▶

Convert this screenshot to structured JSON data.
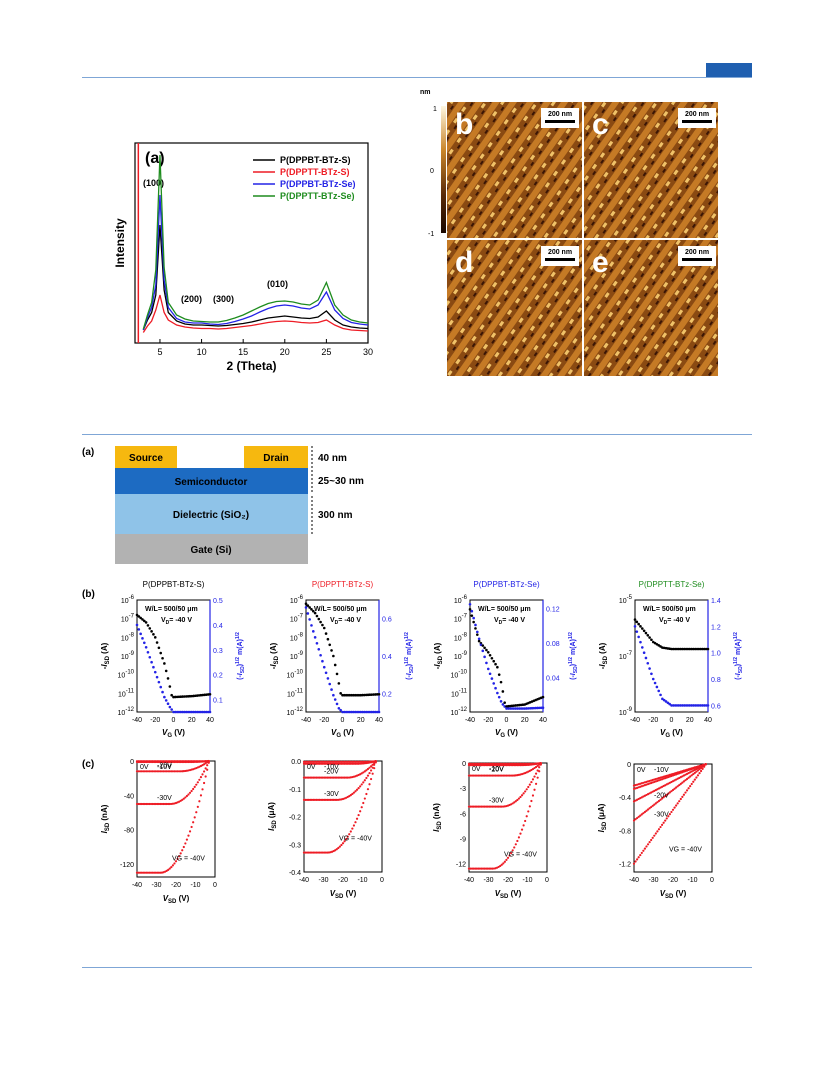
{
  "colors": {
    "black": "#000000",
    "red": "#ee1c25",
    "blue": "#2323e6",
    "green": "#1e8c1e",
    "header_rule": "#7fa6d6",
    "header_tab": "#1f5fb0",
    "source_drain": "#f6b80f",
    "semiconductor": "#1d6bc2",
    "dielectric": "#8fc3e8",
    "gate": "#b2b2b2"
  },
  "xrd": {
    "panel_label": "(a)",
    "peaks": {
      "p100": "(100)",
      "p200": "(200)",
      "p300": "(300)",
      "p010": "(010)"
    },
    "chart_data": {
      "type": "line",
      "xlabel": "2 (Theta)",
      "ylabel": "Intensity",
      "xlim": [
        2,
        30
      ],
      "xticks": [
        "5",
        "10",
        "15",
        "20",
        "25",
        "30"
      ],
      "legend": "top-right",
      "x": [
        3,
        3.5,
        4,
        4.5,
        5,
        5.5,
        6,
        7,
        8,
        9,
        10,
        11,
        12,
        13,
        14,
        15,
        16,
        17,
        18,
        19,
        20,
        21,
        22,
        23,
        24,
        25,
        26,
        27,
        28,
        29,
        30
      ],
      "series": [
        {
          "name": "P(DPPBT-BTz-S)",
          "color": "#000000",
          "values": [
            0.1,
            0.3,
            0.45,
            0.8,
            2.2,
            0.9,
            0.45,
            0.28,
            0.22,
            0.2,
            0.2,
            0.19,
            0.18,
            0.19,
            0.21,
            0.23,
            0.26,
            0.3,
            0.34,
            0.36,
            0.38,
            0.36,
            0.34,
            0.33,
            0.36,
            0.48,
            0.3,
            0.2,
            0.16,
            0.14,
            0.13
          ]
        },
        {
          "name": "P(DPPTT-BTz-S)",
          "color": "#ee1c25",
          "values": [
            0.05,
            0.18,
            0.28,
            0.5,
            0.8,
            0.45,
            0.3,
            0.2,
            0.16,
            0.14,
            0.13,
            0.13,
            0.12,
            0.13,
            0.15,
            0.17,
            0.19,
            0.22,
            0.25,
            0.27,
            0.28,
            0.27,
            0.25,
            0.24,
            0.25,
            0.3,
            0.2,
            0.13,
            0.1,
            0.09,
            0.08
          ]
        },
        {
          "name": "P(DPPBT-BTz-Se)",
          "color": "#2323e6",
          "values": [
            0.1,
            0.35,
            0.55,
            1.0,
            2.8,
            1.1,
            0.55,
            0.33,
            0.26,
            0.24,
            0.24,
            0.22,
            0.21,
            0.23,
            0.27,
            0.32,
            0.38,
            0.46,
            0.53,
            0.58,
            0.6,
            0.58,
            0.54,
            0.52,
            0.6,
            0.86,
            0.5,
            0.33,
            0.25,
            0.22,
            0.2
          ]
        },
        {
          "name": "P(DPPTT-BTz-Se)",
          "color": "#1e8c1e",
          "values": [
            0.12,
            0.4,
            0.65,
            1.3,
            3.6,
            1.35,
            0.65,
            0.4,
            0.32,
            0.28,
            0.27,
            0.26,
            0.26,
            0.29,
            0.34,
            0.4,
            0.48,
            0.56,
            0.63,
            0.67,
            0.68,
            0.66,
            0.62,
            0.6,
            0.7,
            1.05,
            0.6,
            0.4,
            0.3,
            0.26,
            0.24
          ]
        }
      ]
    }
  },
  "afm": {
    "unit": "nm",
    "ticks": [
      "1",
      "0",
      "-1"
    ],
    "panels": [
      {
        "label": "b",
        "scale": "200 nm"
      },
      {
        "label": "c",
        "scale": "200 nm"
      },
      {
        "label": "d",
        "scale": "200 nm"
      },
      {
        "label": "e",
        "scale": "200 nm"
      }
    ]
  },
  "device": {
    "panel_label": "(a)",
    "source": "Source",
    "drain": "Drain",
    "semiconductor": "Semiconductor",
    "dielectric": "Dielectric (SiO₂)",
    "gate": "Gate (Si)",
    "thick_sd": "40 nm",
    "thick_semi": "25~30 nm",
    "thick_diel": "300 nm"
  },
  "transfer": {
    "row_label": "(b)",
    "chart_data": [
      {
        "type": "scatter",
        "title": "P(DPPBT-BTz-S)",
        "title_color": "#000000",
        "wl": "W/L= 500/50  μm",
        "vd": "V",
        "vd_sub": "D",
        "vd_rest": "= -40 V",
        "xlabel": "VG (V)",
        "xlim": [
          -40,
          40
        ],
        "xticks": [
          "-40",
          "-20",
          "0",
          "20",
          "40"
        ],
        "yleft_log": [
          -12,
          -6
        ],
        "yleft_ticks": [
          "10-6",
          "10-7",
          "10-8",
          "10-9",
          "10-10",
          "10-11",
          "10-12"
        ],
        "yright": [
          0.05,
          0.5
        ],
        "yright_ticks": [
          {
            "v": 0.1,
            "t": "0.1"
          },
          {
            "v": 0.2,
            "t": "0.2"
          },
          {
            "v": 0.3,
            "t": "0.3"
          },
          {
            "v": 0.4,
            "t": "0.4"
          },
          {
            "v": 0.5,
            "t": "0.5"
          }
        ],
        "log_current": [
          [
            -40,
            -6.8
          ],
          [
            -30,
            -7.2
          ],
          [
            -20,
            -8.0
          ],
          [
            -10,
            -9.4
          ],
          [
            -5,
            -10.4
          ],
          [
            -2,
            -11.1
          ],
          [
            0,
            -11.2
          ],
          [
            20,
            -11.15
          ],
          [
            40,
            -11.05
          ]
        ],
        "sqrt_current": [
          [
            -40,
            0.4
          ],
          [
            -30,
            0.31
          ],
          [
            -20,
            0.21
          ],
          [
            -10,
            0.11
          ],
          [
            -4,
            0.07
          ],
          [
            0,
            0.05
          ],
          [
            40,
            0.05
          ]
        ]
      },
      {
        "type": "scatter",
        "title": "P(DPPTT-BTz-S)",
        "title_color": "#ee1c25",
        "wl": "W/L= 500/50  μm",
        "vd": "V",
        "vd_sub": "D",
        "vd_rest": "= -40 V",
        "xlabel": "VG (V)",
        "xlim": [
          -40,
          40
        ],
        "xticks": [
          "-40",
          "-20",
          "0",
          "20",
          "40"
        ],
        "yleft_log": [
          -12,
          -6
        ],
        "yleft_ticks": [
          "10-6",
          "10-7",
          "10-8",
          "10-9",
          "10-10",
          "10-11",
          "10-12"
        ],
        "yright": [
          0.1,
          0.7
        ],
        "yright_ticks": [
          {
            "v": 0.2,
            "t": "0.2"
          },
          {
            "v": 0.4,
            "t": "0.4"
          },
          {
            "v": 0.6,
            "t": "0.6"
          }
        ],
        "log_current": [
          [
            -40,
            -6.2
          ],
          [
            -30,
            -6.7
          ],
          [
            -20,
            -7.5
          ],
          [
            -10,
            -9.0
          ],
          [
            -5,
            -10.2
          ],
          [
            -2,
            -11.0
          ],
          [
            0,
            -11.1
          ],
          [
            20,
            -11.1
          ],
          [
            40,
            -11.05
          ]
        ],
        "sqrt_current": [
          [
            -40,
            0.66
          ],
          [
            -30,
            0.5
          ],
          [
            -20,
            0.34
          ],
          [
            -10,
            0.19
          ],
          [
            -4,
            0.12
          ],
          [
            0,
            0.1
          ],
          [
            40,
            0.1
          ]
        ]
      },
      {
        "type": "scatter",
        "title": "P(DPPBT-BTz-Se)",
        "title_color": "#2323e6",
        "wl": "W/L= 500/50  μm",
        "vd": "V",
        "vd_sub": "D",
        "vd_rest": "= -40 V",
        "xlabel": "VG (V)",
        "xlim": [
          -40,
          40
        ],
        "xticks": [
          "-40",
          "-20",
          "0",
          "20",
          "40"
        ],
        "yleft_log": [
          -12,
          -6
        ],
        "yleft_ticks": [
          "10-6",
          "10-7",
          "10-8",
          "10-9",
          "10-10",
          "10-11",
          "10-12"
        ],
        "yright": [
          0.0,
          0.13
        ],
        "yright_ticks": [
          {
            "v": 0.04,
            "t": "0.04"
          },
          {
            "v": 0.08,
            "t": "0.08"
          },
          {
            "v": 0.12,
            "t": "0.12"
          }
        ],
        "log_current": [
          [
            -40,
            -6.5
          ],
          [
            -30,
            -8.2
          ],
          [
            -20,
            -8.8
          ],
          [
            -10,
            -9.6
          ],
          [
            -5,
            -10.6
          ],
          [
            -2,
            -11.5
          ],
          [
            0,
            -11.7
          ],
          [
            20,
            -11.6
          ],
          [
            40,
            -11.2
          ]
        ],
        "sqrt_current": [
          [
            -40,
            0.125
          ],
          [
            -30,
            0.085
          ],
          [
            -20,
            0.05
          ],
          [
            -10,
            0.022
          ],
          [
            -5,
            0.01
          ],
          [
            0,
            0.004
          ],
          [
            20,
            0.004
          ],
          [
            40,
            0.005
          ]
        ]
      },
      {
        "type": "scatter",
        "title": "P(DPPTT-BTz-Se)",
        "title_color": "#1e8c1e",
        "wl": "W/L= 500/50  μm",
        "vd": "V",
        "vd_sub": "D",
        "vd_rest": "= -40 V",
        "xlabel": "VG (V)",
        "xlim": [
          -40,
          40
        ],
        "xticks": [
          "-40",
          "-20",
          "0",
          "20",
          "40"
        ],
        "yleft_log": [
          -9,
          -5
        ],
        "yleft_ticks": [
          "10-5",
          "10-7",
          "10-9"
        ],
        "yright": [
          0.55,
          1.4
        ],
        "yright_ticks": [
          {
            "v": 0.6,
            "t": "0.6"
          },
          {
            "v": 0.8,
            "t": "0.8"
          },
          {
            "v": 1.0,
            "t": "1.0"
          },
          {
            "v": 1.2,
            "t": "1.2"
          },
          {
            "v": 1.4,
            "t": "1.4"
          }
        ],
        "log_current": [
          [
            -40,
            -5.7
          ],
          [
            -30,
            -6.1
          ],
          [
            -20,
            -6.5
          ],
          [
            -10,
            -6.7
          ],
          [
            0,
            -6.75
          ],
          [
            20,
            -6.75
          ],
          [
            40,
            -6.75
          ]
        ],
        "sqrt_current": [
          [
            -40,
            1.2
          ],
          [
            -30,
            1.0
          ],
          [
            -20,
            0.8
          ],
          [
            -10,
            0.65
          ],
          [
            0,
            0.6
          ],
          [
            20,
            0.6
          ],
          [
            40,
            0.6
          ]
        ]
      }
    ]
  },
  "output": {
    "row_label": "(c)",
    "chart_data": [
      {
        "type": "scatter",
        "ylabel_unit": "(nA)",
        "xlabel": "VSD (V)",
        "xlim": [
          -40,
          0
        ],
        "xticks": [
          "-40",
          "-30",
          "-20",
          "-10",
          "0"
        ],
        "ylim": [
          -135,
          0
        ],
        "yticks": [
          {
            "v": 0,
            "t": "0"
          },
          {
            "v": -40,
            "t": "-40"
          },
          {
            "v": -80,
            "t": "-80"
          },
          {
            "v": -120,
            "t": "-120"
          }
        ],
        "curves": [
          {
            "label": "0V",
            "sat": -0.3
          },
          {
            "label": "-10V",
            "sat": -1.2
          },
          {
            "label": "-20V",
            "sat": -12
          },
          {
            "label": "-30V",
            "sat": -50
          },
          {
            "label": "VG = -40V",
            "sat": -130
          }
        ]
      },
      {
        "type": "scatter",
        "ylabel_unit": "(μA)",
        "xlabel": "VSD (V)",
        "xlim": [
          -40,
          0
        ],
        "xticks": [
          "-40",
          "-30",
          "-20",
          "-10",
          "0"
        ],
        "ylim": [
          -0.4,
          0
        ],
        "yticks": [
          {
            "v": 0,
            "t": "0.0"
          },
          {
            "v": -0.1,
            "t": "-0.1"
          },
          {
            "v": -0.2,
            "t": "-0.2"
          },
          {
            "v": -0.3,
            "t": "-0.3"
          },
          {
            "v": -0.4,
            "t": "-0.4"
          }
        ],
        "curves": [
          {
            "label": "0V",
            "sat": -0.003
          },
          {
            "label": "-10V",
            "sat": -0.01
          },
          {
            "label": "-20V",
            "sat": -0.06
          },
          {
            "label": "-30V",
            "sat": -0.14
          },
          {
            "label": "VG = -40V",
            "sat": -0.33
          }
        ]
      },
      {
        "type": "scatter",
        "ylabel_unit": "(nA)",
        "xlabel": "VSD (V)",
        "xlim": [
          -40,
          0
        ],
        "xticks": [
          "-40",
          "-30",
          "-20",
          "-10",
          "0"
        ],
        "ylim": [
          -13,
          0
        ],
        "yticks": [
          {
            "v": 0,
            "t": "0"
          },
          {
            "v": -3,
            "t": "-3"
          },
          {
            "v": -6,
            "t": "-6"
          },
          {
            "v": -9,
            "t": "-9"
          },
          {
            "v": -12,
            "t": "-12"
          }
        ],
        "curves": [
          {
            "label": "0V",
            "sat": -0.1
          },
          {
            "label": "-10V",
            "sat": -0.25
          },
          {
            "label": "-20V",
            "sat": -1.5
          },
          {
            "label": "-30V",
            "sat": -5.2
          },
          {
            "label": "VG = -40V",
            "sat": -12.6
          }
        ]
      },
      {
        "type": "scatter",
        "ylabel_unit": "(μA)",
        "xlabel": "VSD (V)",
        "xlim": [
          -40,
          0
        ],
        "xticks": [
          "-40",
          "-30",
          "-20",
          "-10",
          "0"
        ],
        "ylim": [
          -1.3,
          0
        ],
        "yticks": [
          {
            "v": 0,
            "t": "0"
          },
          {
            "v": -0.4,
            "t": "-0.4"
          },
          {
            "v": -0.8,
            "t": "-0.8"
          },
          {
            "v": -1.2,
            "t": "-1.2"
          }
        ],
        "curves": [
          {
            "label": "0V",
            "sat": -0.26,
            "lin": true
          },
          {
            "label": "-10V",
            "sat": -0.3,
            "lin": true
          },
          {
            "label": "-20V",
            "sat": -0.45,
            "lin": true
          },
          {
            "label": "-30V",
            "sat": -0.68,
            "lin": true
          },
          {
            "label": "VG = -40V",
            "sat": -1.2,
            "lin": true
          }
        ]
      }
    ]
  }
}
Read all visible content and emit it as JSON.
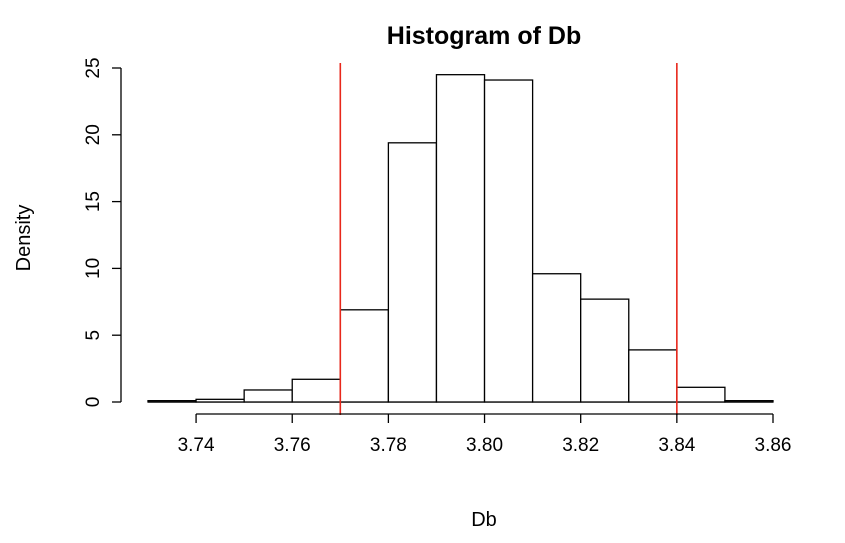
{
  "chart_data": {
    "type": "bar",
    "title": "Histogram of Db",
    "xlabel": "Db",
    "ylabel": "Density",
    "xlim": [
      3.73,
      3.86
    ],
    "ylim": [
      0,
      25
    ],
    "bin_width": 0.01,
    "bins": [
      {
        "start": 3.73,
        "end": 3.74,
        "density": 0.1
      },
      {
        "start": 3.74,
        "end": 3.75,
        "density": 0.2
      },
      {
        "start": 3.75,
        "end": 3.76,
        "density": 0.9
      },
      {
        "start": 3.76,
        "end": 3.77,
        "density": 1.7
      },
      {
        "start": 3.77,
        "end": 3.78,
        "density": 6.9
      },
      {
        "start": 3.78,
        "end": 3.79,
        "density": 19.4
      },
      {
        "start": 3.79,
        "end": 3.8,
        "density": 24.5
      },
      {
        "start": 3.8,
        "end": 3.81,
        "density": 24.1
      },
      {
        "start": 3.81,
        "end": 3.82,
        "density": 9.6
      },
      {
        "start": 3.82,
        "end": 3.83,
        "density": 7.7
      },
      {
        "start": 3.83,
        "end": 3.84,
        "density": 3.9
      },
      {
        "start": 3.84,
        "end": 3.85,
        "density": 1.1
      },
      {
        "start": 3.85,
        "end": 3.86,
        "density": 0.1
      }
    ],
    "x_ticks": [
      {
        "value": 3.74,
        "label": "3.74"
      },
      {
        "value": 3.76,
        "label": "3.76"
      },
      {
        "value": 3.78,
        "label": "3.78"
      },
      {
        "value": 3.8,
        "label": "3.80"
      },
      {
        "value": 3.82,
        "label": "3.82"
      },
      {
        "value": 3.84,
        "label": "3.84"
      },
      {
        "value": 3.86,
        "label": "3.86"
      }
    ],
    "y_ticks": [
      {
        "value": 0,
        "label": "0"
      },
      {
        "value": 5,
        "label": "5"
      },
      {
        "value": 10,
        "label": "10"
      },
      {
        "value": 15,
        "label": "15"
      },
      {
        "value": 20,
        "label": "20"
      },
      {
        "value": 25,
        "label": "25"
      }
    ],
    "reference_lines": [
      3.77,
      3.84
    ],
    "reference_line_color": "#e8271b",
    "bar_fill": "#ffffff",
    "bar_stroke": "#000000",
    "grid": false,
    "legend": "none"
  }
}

◀

▶ _Task instructions_: Lines containing the string "semiconductor" are to be selected and copied.

▶ _Expected answer_:
    "semiconductor": "#1d6bc2",
    "semiconductor": "Semiconductor",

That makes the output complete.